Task to complete
Restate the whole of the material. Keep every word, and drop the pictures.

Dataset entries:
===

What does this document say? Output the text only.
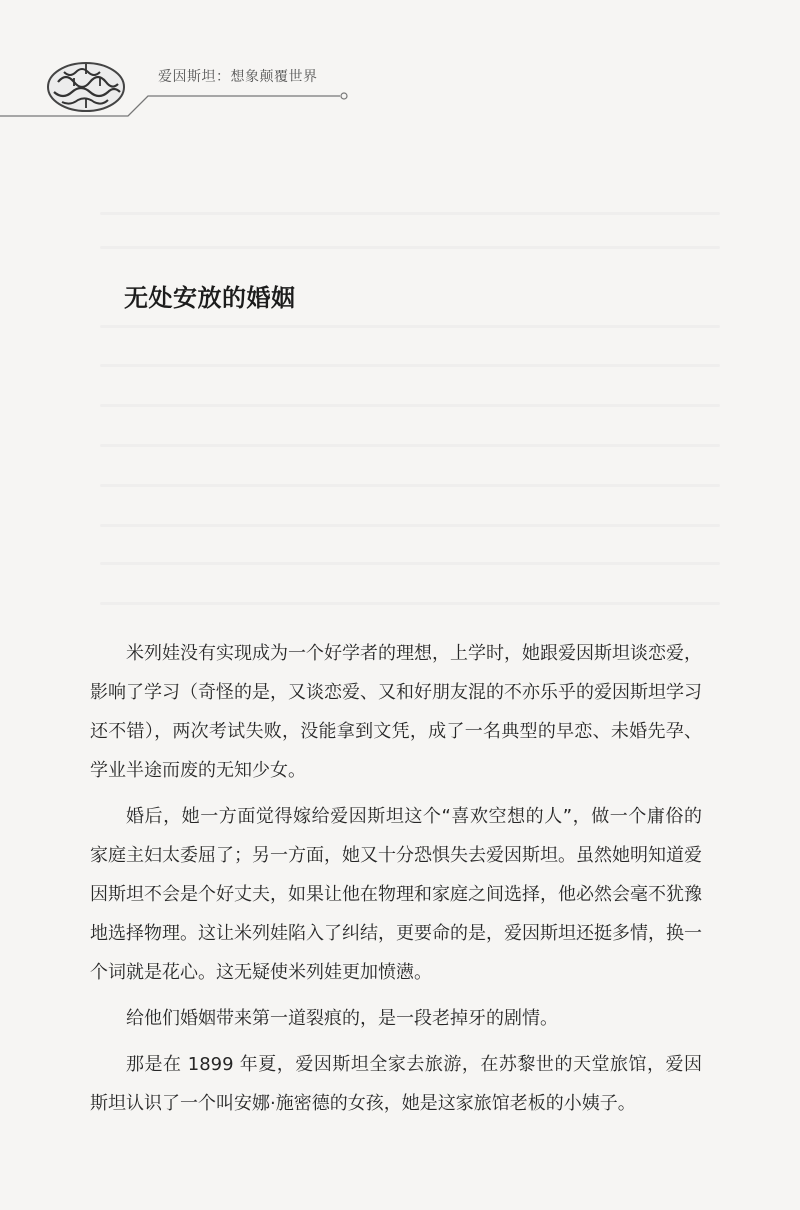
爱因斯坦：想象颠覆世界
无处安放的婚姻

米列娃没有实现成为一个好学者的理想，上学时，她跟爱因斯坦谈恋爱，影响了学习（奇怪的是，又谈恋爱、又和好朋友混的不亦乐乎的爱因斯坦学习还不错），两次考试失败，没能拿到文凭，成了一名典型的早恋、未婚先孕、学业半途而废的无知少女。

婚后，她一方面觉得嫁给爱因斯坦这个“喜欢空想的人”，做一个庸俗的家庭主妇太委屈了；另一方面，她又十分恐惧失去爱因斯坦。虽然她明知道爱因斯坦不会是个好丈夫，如果让他在物理和家庭之间选择，他必然会毫不犹豫地选择物理。这让米列娃陷入了纠结，更要命的是，爱因斯坦还挺多情，换一个词就是花心。这无疑使米列娃更加愤懑。

给他们婚姻带来第一道裂痕的，是一段老掉牙的剧情。

那是在 1899 年夏，爱因斯坦全家去旅游，在苏黎世的天堂旅馆，爱因斯坦认识了一个叫安娜·施密德的女孩，她是这家旅馆老板的小姨子。
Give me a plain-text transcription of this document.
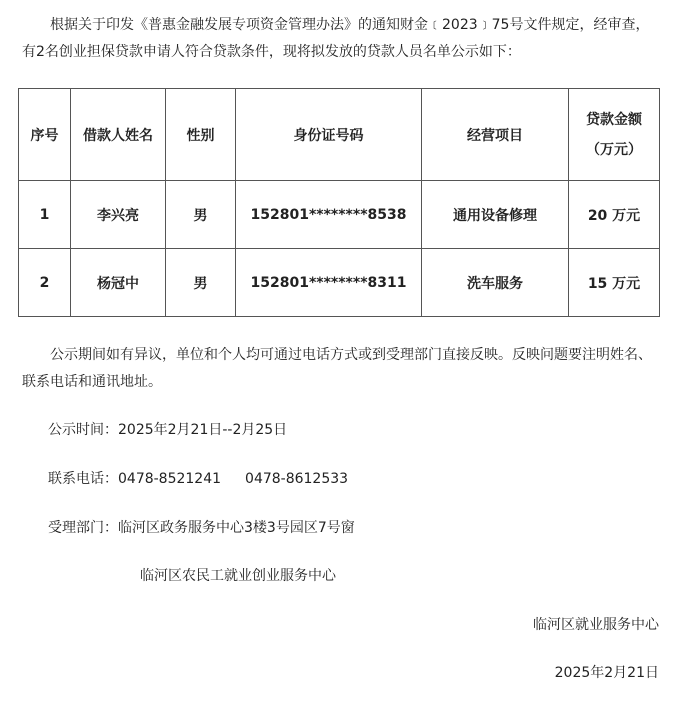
根据关于印发《普惠金融发展专项资金管理办法》的通知财金﹝2023﹞75号文件规定，经审查，有2名创业担保贷款申请人符合贷款条件，现将拟发放的贷款人员名单公示如下：

序号	借款人姓名	性别	身份证号码	经营项目	贷款金额
（万元）

1	李兴亮	男	152801********8538	通用设备修理	20 万元
2	杨冠中	男	152801********8311	洗车服务	15 万元

公示期间如有异议，单位和个人均可通过电话方式或到受理部门直接反映。反映问题要注明姓名、联系电话和通讯地址。

公示时间：2025年2月21日--2月25日

联系电话：0478-8521241 0478-8612533

受理部门：临河区政务服务中心3楼3号园区7号窗

临河区农民工就业创业服务中心

临河区就业服务中心

2025年2月21日
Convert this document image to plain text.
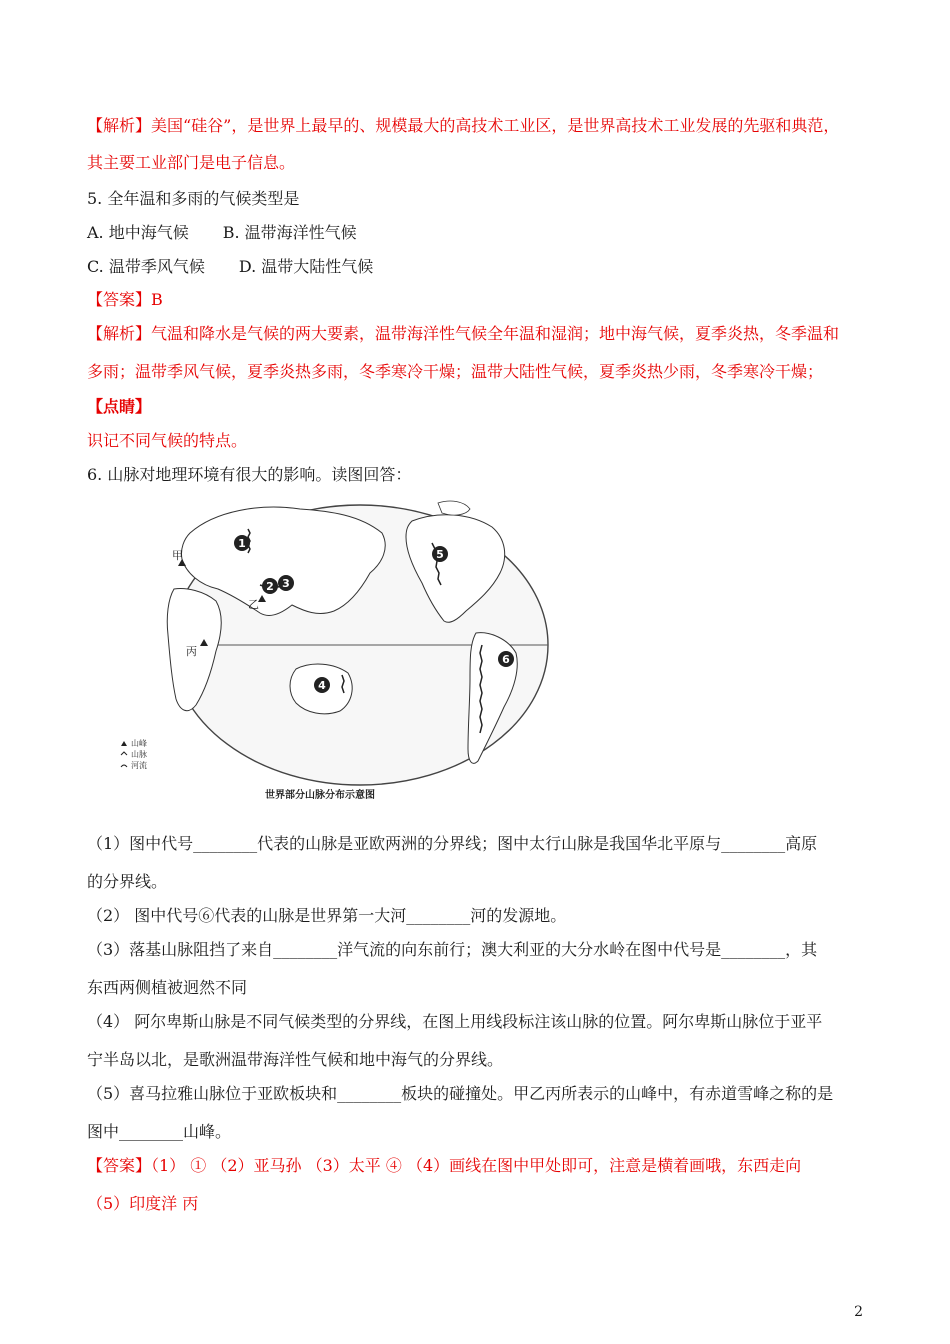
【解析】美国“硅谷”，是世界上最早的、规模最大的高技术工业区，是世界高技术工业发展的先驱和典范，
其主要工业部门是电子信息。
5. 全年温和多雨的气候类型是
A. 地中海气候 B. 温带海洋性气候
C. 温带季风气候 D. 温带大陆性气候
【答案】B
【解析】气温和降水是气候的两大要素，温带海洋性气候全年温和湿润；地中海气候，夏季炎热，冬季温和
多雨；温带季风气候，夏季炎热多雨，冬季寒冷干燥；温带大陆性气候，夏季炎热少雨，冬季寒冷干燥；
【点睛】
识记不同气候的特点。
6. 山脉对地理环境有很大的影响。读图回答：
1
2 3
4
5
6
甲
乙
丙
山峰
山脉
河流
世界部分山脉分布示意图
（1）图中代号________代表的山脉是亚欧两洲的分界线；图中太行山脉是我国华北平原与________高原
的分界线。
（2） 图中代号⑥代表的山脉是世界第一大河________河的发源地。
（3）落基山脉阻挡了来自________洋气流的向东前行；澳大利亚的大分水岭在图中代号是________，其
东西两侧植被迥然不同
（4） 阿尔卑斯山脉是不同气候类型的分界线，在图上用线段标注该山脉的位置。阿尔卑斯山脉位于亚平
宁半岛以北，是歌洲温带海洋性气候和地中海气的分界线。
（5）喜马拉雅山脉位于亚欧板块和________板块的碰撞处。甲乙丙所表示的山峰中，有赤道雪峰之称的是
图中________山峰。
【答案】（1） ① （2）亚马孙 （3）太平 ④ （4）画线在图中甲处即可，注意是横着画哦，东西走向
（5）印度洋 丙
2
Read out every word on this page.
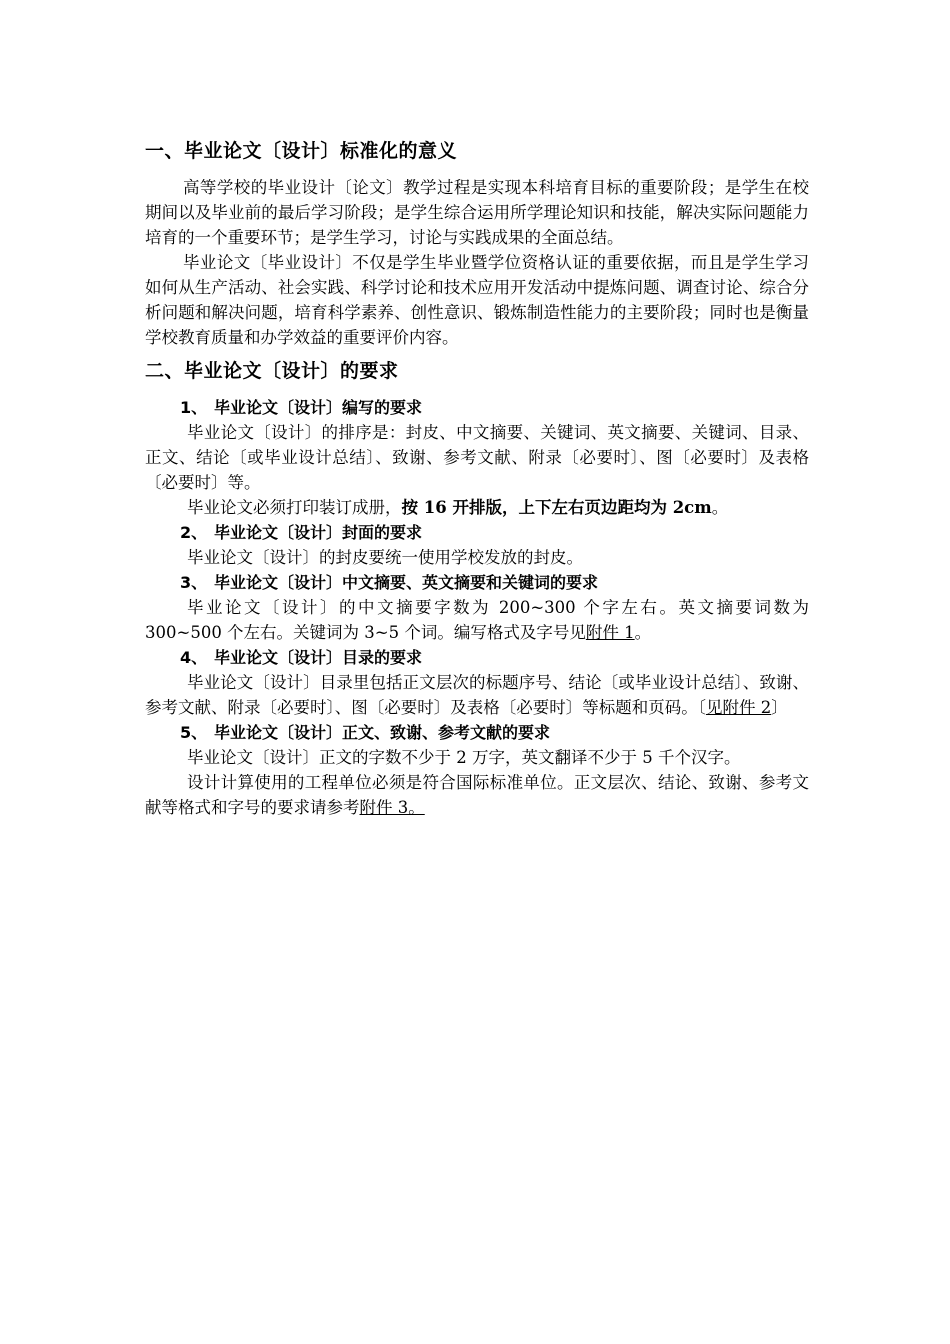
一、毕业论文〔设计〕标准化的意义

高等学校的毕业设计〔论文〕教学过程是实现本科培育目标的重要阶段；是学生在校期间以及毕业前的最后学习阶段；是学生综合运用所学理论知识和技能，解决实际问题能力培育的一个重要环节；是学生学习，讨论与实践成果的全面总结。

毕业论文〔毕业设计〕不仅是学生毕业暨学位资格认证的重要依据，而且是学生学习如何从生产活动、社会实践、科学讨论和技术应用开发活动中提炼问题、调查讨论、综合分析问题和解决问题，培育科学素养、创性意识、锻炼制造性能力的主要阶段；同时也是衡量学校教育质量和办学效益的重要评价内容。

二、毕业论文〔设计〕的要求

1、 毕业论文〔设计〕编写的要求

毕业论文〔设计〕的排序是：封皮、中文摘要、关键词、英文摘要、关键词、目录、正文、结论〔或毕业设计总结〕、致谢、参考文献、附录〔必要时〕、图〔必要时〕及表格〔必要时〕等。

毕业论文必须打印装订成册，按 16 开排版，上下左右页边距均为 2cm。

2、 毕业论文〔设计〕封面的要求

毕业论文〔设计〕的封皮要统一使用学校发放的封皮。

3、 毕业论文〔设计〕中文摘要、英文摘要和关键词的要求

毕业论文〔设计〕的中文摘要字数为 200~300 个字左右。英文摘要词数为 300~500 个左右。关键词为 3~5 个词。编写格式及字号见附件 1。

4、 毕业论文〔设计〕目录的要求

毕业论文〔设计〕目录里包括正文层次的标题序号、结论〔或毕业设计总结〕、致谢、参考文献、附录〔必要时〕、图〔必要时〕及表格〔必要时〕等标题和页码。〔见附件 2〕

5、 毕业论文〔设计〕正文、致谢、参考文献的要求

毕业论文〔设计〕正文的字数不少于 2 万字，英文翻译不少于 5 千个汉字。

设计计算使用的工程单位必须是符合国际标准单位。正文层次、结论、致谢、参考文献等格式和字号的要求请参考附件 3。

===

Full answer
What does this document say? Output the text only.
爱因斯坦：想象颠覆世界
无处安放的婚姻

米列娃没有实现成为一个好学者的理想，上学时，她跟爱因斯坦谈恋爱，影响了学习（奇怪的是，又谈恋爱、又和好朋友混的不亦乐乎的爱因斯坦学习还不错），两次考试失败，没能拿到文凭，成了一名典型的早恋、未婚先孕、学业半途而废的无知少女。

婚后，她一方面觉得嫁给爱因斯坦这个“喜欢空想的人”，做一个庸俗的家庭主妇太委屈了；另一方面，她又十分恐惧失去爱因斯坦。虽然她明知道爱因斯坦不会是个好丈夫，如果让他在物理和家庭之间选择，他必然会毫不犹豫地选择物理。这让米列娃陷入了纠结，更要命的是，爱因斯坦还挺多情，换一个词就是花心。这无疑使米列娃更加愤懑。

给他们婚姻带来第一道裂痕的，是一段老掉牙的剧情。

那是在 1899 年夏，爱因斯坦全家去旅游，在苏黎世的天堂旅馆，爱因斯坦认识了一个叫安娜·施密德的女孩，她是这家旅馆老板的小姨子。
Give me a plain-text transcription of this document.
根据关于印发《普惠金融发展专项资金管理办法》的通知财金﹝2023﹞75号文件规定，经审查，有2名创业担保贷款申请人符合贷款条件，现将拟发放的贷款人员名单公示如下：

序号	借款人姓名	性别	身份证号码	经营项目	贷款金额
（万元）

1	李兴亮	男	152801********8538	通用设备修理	20 万元
2	杨冠中	男	152801********8311	洗车服务	15 万元

公示期间如有异议，单位和个人均可通过电话方式或到受理部门直接反映。反映问题要注明姓名、联系电话和通讯地址。

公示时间：2025年2月21日--2月25日

联系电话：0478-8521241 0478-8612533

受理部门：临河区政务服务中心3楼3号园区7号窗

临河区农民工就业创业服务中心

临河区就业服务中心

2025年2月21日
Convert this document image to plain text.
【解析】美国“硅谷”，是世界上最早的、规模最大的高技术工业区，是世界高技术工业发展的先驱和典范，
其主要工业部门是电子信息。
5. 全年温和多雨的气候类型是
A. 地中海气候 B. 温带海洋性气候
C. 温带季风气候 D. 温带大陆性气候
【答案】B
【解析】气温和降水是气候的两大要素，温带海洋性气候全年温和湿润；地中海气候，夏季炎热，冬季温和
多雨；温带季风气候，夏季炎热多雨，冬季寒冷干燥；温带大陆性气候，夏季炎热少雨，冬季寒冷干燥；
【点睛】
识记不同气候的特点。
6. 山脉对地理环境有很大的影响。读图回答：
1
2 3
4
5
6
甲
乙
丙
山峰
山脉
河流
世界部分山脉分布示意图
（1）图中代号________代表的山脉是亚欧两洲的分界线；图中太行山脉是我国华北平原与________高原
的分界线。
（2） 图中代号⑥代表的山脉是世界第一大河________河的发源地。
（3）落基山脉阻挡了来自________洋气流的向东前行；澳大利亚的大分水岭在图中代号是________，其
东西两侧植被迥然不同
（4） 阿尔卑斯山脉是不同气候类型的分界线，在图上用线段标注该山脉的位置。阿尔卑斯山脉位于亚平
宁半岛以北，是歌洲温带海洋性气候和地中海气的分界线。
（5）喜马拉雅山脉位于亚欧板块和________板块的碰撞处。甲乙丙所表示的山峰中，有赤道雪峰之称的是
图中________山峰。
【答案】（1） ① （2）亚马孙 （3）太平 ④ （4）画线在图中甲处即可，注意是横着画哦，东西走向
（5）印度洋 丙
2
Read out every word on this page.
一、毕业论文〔设计〕标准化的意义

高等学校的毕业设计〔论文〕教学过程是实现本科培育目标的重要阶段；是学生在校期间以及毕业前的最后学习阶段；是学生综合运用所学理论知识和技能，解决实际问题能力培育的一个重要环节；是学生学习，讨论与实践成果的全面总结。

毕业论文〔毕业设计〕不仅是学生毕业暨学位资格认证的重要依据，而且是学生学习如何从生产活动、社会实践、科学讨论和技术应用开发活动中提炼问题、调查讨论、综合分析问题和解决问题，培育科学素养、创性意识、锻炼制造性能力的主要阶段；同时也是衡量学校教育质量和办学效益的重要评价内容。

二、毕业论文〔设计〕的要求

1、 毕业论文〔设计〕编写的要求

毕业论文〔设计〕的排序是：封皮、中文摘要、关键词、英文摘要、关键词、目录、正文、结论〔或毕业设计总结〕、致谢、参考文献、附录〔必要时〕、图〔必要时〕及表格〔必要时〕等。

毕业论文必须打印装订成册，按 16 开排版，上下左右页边距均为 2cm。

2、 毕业论文〔设计〕封面的要求

毕业论文〔设计〕的封皮要统一使用学校发放的封皮。

3、 毕业论文〔设计〕中文摘要、英文摘要和关键词的要求

毕业论文〔设计〕的中文摘要字数为 200~300 个字左右。英文摘要词数为 300~500 个左右。关键词为 3~5 个词。编写格式及字号见附件 1。

4、 毕业论文〔设计〕目录的要求

毕业论文〔设计〕目录里包括正文层次的标题序号、结论〔或毕业设计总结〕、致谢、参考文献、附录〔必要时〕、图〔必要时〕及表格〔必要时〕等标题和页码。〔见附件 2〕

5、 毕业论文〔设计〕正文、致谢、参考文献的要求

毕业论文〔设计〕正文的字数不少于 2 万字，英文翻译不少于 5 千个汉字。

设计计算使用的工程单位必须是符合国际标准单位。正文层次、结论、致谢、参考文献等格式和字号的要求请参考附件 3。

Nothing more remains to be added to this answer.